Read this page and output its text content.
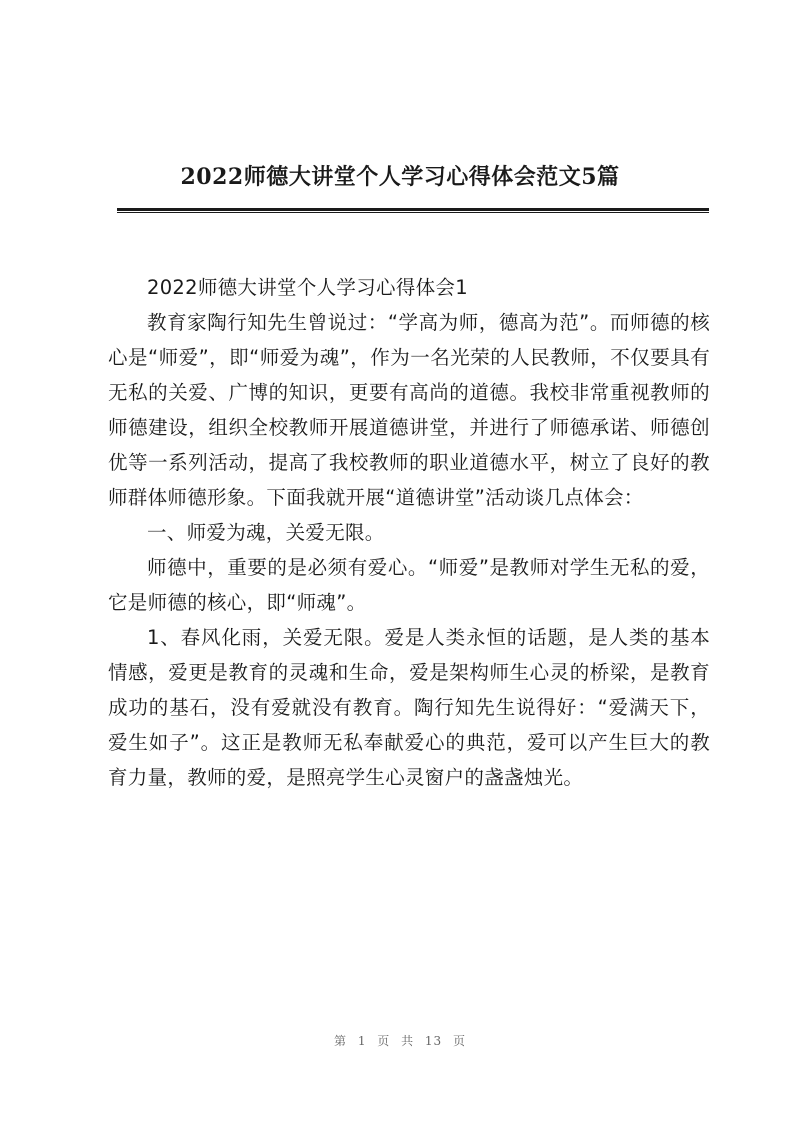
2022师德大讲堂个人学习心得体会范文5篇

2022师德大讲堂个人学习心得体会1

教育家陶行知先生曾说过：“学高为师，德高为范”。而师德的核心是“师爱”，即“师爱为魂”，作为一名光荣的人民教师，不仅要具有无私的关爱、广博的知识，更要有高尚的道德。我校非常重视教师的师德建设，组织全校教师开展道德讲堂，并进行了师德承诺、师德创优等一系列活动，提高了我校教师的职业道德水平，树立了良好的教师群体师德形象。下面我就开展“道德讲堂”活动谈几点体会：

一、师爱为魂，关爱无限。

师德中，重要的是必须有爱心。“师爱”是教师对学生无私的爱，它是师德的核心，即“师魂”。

1、春风化雨，关爱无限。爱是人类永恒的话题，是人类的基本情感，爱更是教育的灵魂和生命，爱是架构师生心灵的桥梁，是教育成功的基石，没有爱就没有教育。陶行知先生说得好：“爱满天下，爱生如子”。这正是教师无私奉献爱心的典范，爱可以产生巨大的教育力量，教师的爱，是照亮学生心灵窗户的盏盏烛光。

第 1 页 共 13 页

== == ==

REQUIREMENT: Each record above should come back exactly the same, only without its pictures.

FINISHED EXERCISE:
Read this page and output its text content.
2022师德大讲堂个人学习心得体会范文5篇

2022师德大讲堂个人学习心得体会1

教育家陶行知先生曾说过：“学高为师，德高为范”。而师德的核心是“师爱”，即“师爱为魂”，作为一名光荣的人民教师，不仅要具有无私的关爱、广博的知识，更要有高尚的道德。我校非常重视教师的师德建设，组织全校教师开展道德讲堂，并进行了师德承诺、师德创优等一系列活动，提高了我校教师的职业道德水平，树立了良好的教师群体师德形象。下面我就开展“道德讲堂”活动谈几点体会：

一、师爱为魂，关爱无限。

师德中，重要的是必须有爱心。“师爱”是教师对学生无私的爱，它是师德的核心，即“师魂”。

1、春风化雨，关爱无限。爱是人类永恒的话题，是人类的基本情感，爱更是教育的灵魂和生命，爱是架构师生心灵的桥梁，是教育成功的基石，没有爱就没有教育。陶行知先生说得好：“爱满天下，爱生如子”。这正是教师无私奉献爱心的典范，爱可以产生巨大的教育力量，教师的爱，是照亮学生心灵窗户的盏盏烛光。

第 1 页 共 13 页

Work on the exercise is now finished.